=== Required task ===
Repeat the material below word for word and leave out all pictures.

--- START ---

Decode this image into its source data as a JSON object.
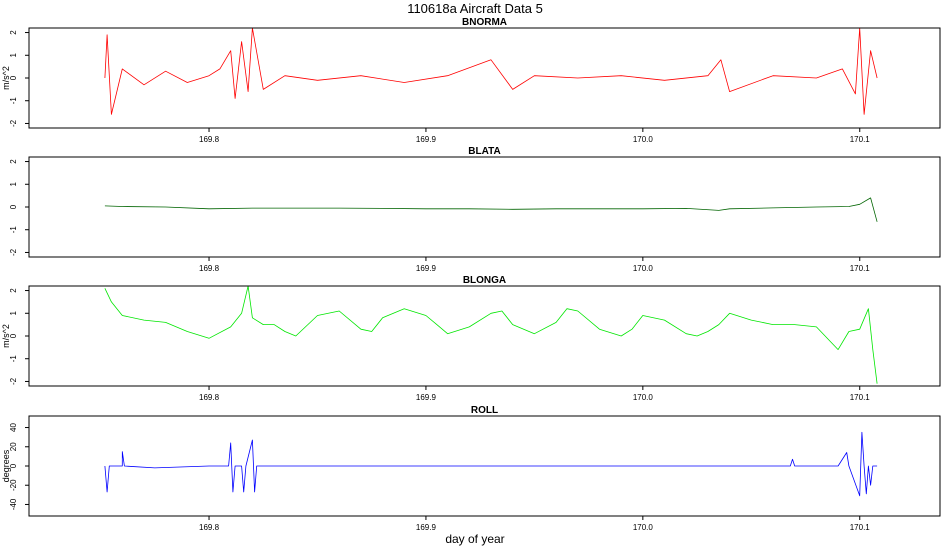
{
  "page": {
    "title": "110618a   Aircraft Data 5",
    "xlabel": "day of year"
  },
  "chart_data": [
    {
      "type": "line",
      "title": "BNORMA",
      "ylabel": "m/s^2",
      "color": "#ff0000",
      "xlim": [
        169.717,
        170.137
      ],
      "ylim": [
        -2.2,
        2.2
      ],
      "xticks": [
        169.8,
        169.9,
        170.0,
        170.1
      ],
      "xtick_labels": [
        "169.8",
        "169.9",
        "170.0",
        "170.1"
      ],
      "yticks": [
        -2,
        -1,
        0,
        1,
        2
      ],
      "ytick_labels": [
        "-2",
        "-1",
        "0",
        "1",
        "2"
      ],
      "x": [
        169.752,
        169.753,
        169.755,
        169.76,
        169.77,
        169.78,
        169.79,
        169.8,
        169.805,
        169.81,
        169.812,
        169.815,
        169.818,
        169.82,
        169.825,
        169.835,
        169.85,
        169.87,
        169.89,
        169.91,
        169.93,
        169.94,
        169.95,
        169.97,
        169.99,
        170.01,
        170.03,
        170.036,
        170.04,
        170.06,
        170.08,
        170.092,
        170.098,
        170.1,
        170.102,
        170.105,
        170.108
      ],
      "y": [
        0,
        1.9,
        -1.6,
        0.4,
        -0.3,
        0.3,
        -0.2,
        0.1,
        0.4,
        1.2,
        -0.9,
        1.6,
        -0.6,
        2.2,
        -0.5,
        0.1,
        -0.1,
        0.1,
        -0.2,
        0.1,
        0.8,
        -0.5,
        0.1,
        0,
        0.1,
        -0.1,
        0.1,
        0.8,
        -0.6,
        0.1,
        0,
        0.4,
        -0.7,
        2.2,
        -1.6,
        1.2,
        0
      ]
    },
    {
      "type": "line",
      "title": "BLATA",
      "ylabel": "",
      "color": "#006400",
      "xlim": [
        169.717,
        170.137
      ],
      "ylim": [
        -2.2,
        2.2
      ],
      "xticks": [
        169.8,
        169.9,
        170.0,
        170.1
      ],
      "xtick_labels": [
        "169.8",
        "169.9",
        "170.0",
        "170.1"
      ],
      "yticks": [
        -2,
        -1,
        0,
        1,
        2
      ],
      "ytick_labels": [
        "-2",
        "-1",
        "0",
        "1",
        "2"
      ],
      "x": [
        169.752,
        169.76,
        169.78,
        169.8,
        169.82,
        169.84,
        169.86,
        169.88,
        169.9,
        169.92,
        169.94,
        169.96,
        169.98,
        170.0,
        170.02,
        170.035,
        170.04,
        170.06,
        170.08,
        170.095,
        170.1,
        170.105,
        170.108
      ],
      "y": [
        0.05,
        0.02,
        0,
        -0.08,
        -0.05,
        -0.05,
        -0.05,
        -0.06,
        -0.08,
        -0.08,
        -0.1,
        -0.08,
        -0.08,
        -0.08,
        -0.06,
        -0.15,
        -0.08,
        -0.04,
        0,
        0.02,
        0.12,
        0.4,
        -0.65
      ]
    },
    {
      "type": "line",
      "title": "BLONGA",
      "ylabel": "m/s^2",
      "color": "#00e600",
      "xlim": [
        169.717,
        170.137
      ],
      "ylim": [
        -2.2,
        2.2
      ],
      "xticks": [
        169.8,
        169.9,
        170.0,
        170.1
      ],
      "xtick_labels": [
        "169.8",
        "169.9",
        "170.0",
        "170.1"
      ],
      "yticks": [
        -2,
        -1,
        0,
        1,
        2
      ],
      "ytick_labels": [
        "-2",
        "-1",
        "0",
        "1",
        "2"
      ],
      "x": [
        169.752,
        169.755,
        169.76,
        169.77,
        169.78,
        169.79,
        169.8,
        169.81,
        169.815,
        169.818,
        169.82,
        169.825,
        169.83,
        169.835,
        169.84,
        169.85,
        169.86,
        169.87,
        169.875,
        169.88,
        169.89,
        169.9,
        169.905,
        169.91,
        169.92,
        169.93,
        169.935,
        169.94,
        169.95,
        169.96,
        169.965,
        169.97,
        169.98,
        169.99,
        169.995,
        170.0,
        170.01,
        170.02,
        170.025,
        170.03,
        170.035,
        170.04,
        170.05,
        170.06,
        170.07,
        170.08,
        170.09,
        170.095,
        170.1,
        170.104,
        170.106,
        170.108
      ],
      "y": [
        2.1,
        1.5,
        0.9,
        0.7,
        0.6,
        0.2,
        -0.1,
        0.4,
        1.0,
        2.2,
        0.8,
        0.5,
        0.5,
        0.2,
        0.0,
        0.9,
        1.1,
        0.3,
        0.2,
        0.8,
        1.2,
        0.9,
        0.5,
        0.1,
        0.4,
        1.0,
        1.1,
        0.5,
        0.1,
        0.6,
        1.2,
        1.1,
        0.3,
        0.0,
        0.3,
        0.9,
        0.7,
        0.1,
        0.0,
        0.2,
        0.5,
        1.0,
        0.7,
        0.5,
        0.5,
        0.4,
        -0.6,
        0.2,
        0.3,
        1.2,
        -0.6,
        -2.1
      ]
    },
    {
      "type": "line",
      "title": "ROLL",
      "ylabel": "degrees",
      "color": "#0000ff",
      "xlim": [
        169.717,
        170.137
      ],
      "ylim": [
        -52,
        52
      ],
      "xticks": [
        169.8,
        169.9,
        170.0,
        170.1
      ],
      "xtick_labels": [
        "169.8",
        "169.9",
        "170.0",
        "170.1"
      ],
      "yticks": [
        -40,
        -20,
        0,
        20,
        40
      ],
      "ytick_labels": [
        "-40",
        "-20",
        "0",
        "20",
        "40"
      ],
      "x": [
        169.752,
        169.753,
        169.754,
        169.755,
        169.76,
        169.76,
        169.761,
        169.775,
        169.8,
        169.809,
        169.81,
        169.811,
        169.812,
        169.815,
        169.816,
        169.817,
        169.82,
        169.821,
        169.822,
        169.823,
        169.83,
        169.9,
        170.0,
        170.068,
        170.069,
        170.07,
        170.09,
        170.094,
        170.095,
        170.1,
        170.101,
        170.102,
        170.103,
        170.104,
        170.105,
        170.106,
        170.108
      ],
      "y": [
        0,
        -27,
        0,
        0,
        0,
        15,
        0,
        -2,
        0,
        0,
        24,
        -27,
        0,
        0,
        -27,
        0,
        27,
        -27,
        0,
        0,
        0,
        0,
        0,
        0,
        7,
        0,
        0,
        14,
        0,
        -31,
        35,
        0,
        -29,
        0,
        -20,
        0,
        0
      ]
    }
  ]
}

--- END ---

=== Task response ===
Decode this image into its source data as a JSON object.
{
  "page": {
    "title": "110618a   Aircraft Data 5",
    "xlabel": "day of year"
  },
  "chart_data": [
    {
      "type": "line",
      "title": "BNORMA",
      "ylabel": "m/s^2",
      "color": "#ff0000",
      "xlim": [
        169.717,
        170.137
      ],
      "ylim": [
        -2.2,
        2.2
      ],
      "xticks": [
        169.8,
        169.9,
        170.0,
        170.1
      ],
      "xtick_labels": [
        "169.8",
        "169.9",
        "170.0",
        "170.1"
      ],
      "yticks": [
        -2,
        -1,
        0,
        1,
        2
      ],
      "ytick_labels": [
        "-2",
        "-1",
        "0",
        "1",
        "2"
      ],
      "x": [
        169.752,
        169.753,
        169.755,
        169.76,
        169.77,
        169.78,
        169.79,
        169.8,
        169.805,
        169.81,
        169.812,
        169.815,
        169.818,
        169.82,
        169.825,
        169.835,
        169.85,
        169.87,
        169.89,
        169.91,
        169.93,
        169.94,
        169.95,
        169.97,
        169.99,
        170.01,
        170.03,
        170.036,
        170.04,
        170.06,
        170.08,
        170.092,
        170.098,
        170.1,
        170.102,
        170.105,
        170.108
      ],
      "y": [
        0,
        1.9,
        -1.6,
        0.4,
        -0.3,
        0.3,
        -0.2,
        0.1,
        0.4,
        1.2,
        -0.9,
        1.6,
        -0.6,
        2.2,
        -0.5,
        0.1,
        -0.1,
        0.1,
        -0.2,
        0.1,
        0.8,
        -0.5,
        0.1,
        0,
        0.1,
        -0.1,
        0.1,
        0.8,
        -0.6,
        0.1,
        0,
        0.4,
        -0.7,
        2.2,
        -1.6,
        1.2,
        0
      ]
    },
    {
      "type": "line",
      "title": "BLATA",
      "ylabel": "",
      "color": "#006400",
      "xlim": [
        169.717,
        170.137
      ],
      "ylim": [
        -2.2,
        2.2
      ],
      "xticks": [
        169.8,
        169.9,
        170.0,
        170.1
      ],
      "xtick_labels": [
        "169.8",
        "169.9",
        "170.0",
        "170.1"
      ],
      "yticks": [
        -2,
        -1,
        0,
        1,
        2
      ],
      "ytick_labels": [
        "-2",
        "-1",
        "0",
        "1",
        "2"
      ],
      "x": [
        169.752,
        169.76,
        169.78,
        169.8,
        169.82,
        169.84,
        169.86,
        169.88,
        169.9,
        169.92,
        169.94,
        169.96,
        169.98,
        170.0,
        170.02,
        170.035,
        170.04,
        170.06,
        170.08,
        170.095,
        170.1,
        170.105,
        170.108
      ],
      "y": [
        0.05,
        0.02,
        0,
        -0.08,
        -0.05,
        -0.05,
        -0.05,
        -0.06,
        -0.08,
        -0.08,
        -0.1,
        -0.08,
        -0.08,
        -0.08,
        -0.06,
        -0.15,
        -0.08,
        -0.04,
        0,
        0.02,
        0.12,
        0.4,
        -0.65
      ]
    },
    {
      "type": "line",
      "title": "BLONGA",
      "ylabel": "m/s^2",
      "color": "#00e600",
      "xlim": [
        169.717,
        170.137
      ],
      "ylim": [
        -2.2,
        2.2
      ],
      "xticks": [
        169.8,
        169.9,
        170.0,
        170.1
      ],
      "xtick_labels": [
        "169.8",
        "169.9",
        "170.0",
        "170.1"
      ],
      "yticks": [
        -2,
        -1,
        0,
        1,
        2
      ],
      "ytick_labels": [
        "-2",
        "-1",
        "0",
        "1",
        "2"
      ],
      "x": [
        169.752,
        169.755,
        169.76,
        169.77,
        169.78,
        169.79,
        169.8,
        169.81,
        169.815,
        169.818,
        169.82,
        169.825,
        169.83,
        169.835,
        169.84,
        169.85,
        169.86,
        169.87,
        169.875,
        169.88,
        169.89,
        169.9,
        169.905,
        169.91,
        169.92,
        169.93,
        169.935,
        169.94,
        169.95,
        169.96,
        169.965,
        169.97,
        169.98,
        169.99,
        169.995,
        170.0,
        170.01,
        170.02,
        170.025,
        170.03,
        170.035,
        170.04,
        170.05,
        170.06,
        170.07,
        170.08,
        170.09,
        170.095,
        170.1,
        170.104,
        170.106,
        170.108
      ],
      "y": [
        2.1,
        1.5,
        0.9,
        0.7,
        0.6,
        0.2,
        -0.1,
        0.4,
        1.0,
        2.2,
        0.8,
        0.5,
        0.5,
        0.2,
        0.0,
        0.9,
        1.1,
        0.3,
        0.2,
        0.8,
        1.2,
        0.9,
        0.5,
        0.1,
        0.4,
        1.0,
        1.1,
        0.5,
        0.1,
        0.6,
        1.2,
        1.1,
        0.3,
        0.0,
        0.3,
        0.9,
        0.7,
        0.1,
        0.0,
        0.2,
        0.5,
        1.0,
        0.7,
        0.5,
        0.5,
        0.4,
        -0.6,
        0.2,
        0.3,
        1.2,
        -0.6,
        -2.1
      ]
    },
    {
      "type": "line",
      "title": "ROLL",
      "ylabel": "degrees",
      "color": "#0000ff",
      "xlim": [
        169.717,
        170.137
      ],
      "ylim": [
        -52,
        52
      ],
      "xticks": [
        169.8,
        169.9,
        170.0,
        170.1
      ],
      "xtick_labels": [
        "169.8",
        "169.9",
        "170.0",
        "170.1"
      ],
      "yticks": [
        -40,
        -20,
        0,
        20,
        40
      ],
      "ytick_labels": [
        "-40",
        "-20",
        "0",
        "20",
        "40"
      ],
      "x": [
        169.752,
        169.753,
        169.754,
        169.755,
        169.76,
        169.76,
        169.761,
        169.775,
        169.8,
        169.809,
        169.81,
        169.811,
        169.812,
        169.815,
        169.816,
        169.817,
        169.82,
        169.821,
        169.822,
        169.823,
        169.83,
        169.9,
        170.0,
        170.068,
        170.069,
        170.07,
        170.09,
        170.094,
        170.095,
        170.1,
        170.101,
        170.102,
        170.103,
        170.104,
        170.105,
        170.106,
        170.108
      ],
      "y": [
        0,
        -27,
        0,
        0,
        0,
        15,
        0,
        -2,
        0,
        0,
        24,
        -27,
        0,
        0,
        -27,
        0,
        27,
        -27,
        0,
        0,
        0,
        0,
        0,
        0,
        7,
        0,
        0,
        14,
        0,
        -31,
        35,
        0,
        -29,
        0,
        -20,
        0,
        0
      ]
    }
  ]
}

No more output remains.